## Task to complete
Of the lines listed below, how many contain the string "течение"? Answer with the number alone.

— Begin —

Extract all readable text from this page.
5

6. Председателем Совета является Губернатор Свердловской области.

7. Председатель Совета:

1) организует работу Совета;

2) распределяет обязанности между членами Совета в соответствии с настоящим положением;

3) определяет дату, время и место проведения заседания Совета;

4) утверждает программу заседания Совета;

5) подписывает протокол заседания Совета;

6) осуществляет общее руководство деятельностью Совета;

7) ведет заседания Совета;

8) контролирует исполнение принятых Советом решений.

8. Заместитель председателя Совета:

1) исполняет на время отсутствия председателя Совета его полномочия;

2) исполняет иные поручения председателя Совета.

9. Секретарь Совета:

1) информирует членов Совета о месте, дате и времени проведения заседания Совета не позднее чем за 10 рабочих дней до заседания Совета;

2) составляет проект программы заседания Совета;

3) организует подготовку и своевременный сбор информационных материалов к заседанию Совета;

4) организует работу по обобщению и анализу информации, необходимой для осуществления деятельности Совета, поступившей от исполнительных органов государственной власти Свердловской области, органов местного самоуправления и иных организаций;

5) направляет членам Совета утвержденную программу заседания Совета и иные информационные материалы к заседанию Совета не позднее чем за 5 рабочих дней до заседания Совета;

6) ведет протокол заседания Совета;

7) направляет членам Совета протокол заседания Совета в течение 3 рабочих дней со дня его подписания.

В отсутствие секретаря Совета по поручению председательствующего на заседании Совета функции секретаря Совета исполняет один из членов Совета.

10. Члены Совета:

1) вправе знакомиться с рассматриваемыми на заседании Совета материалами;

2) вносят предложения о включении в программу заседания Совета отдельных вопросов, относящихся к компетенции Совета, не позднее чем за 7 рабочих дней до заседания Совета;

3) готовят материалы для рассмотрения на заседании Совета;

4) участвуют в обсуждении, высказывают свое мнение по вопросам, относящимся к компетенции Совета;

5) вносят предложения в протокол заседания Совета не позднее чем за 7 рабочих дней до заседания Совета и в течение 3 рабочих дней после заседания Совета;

— End —

## Final result
2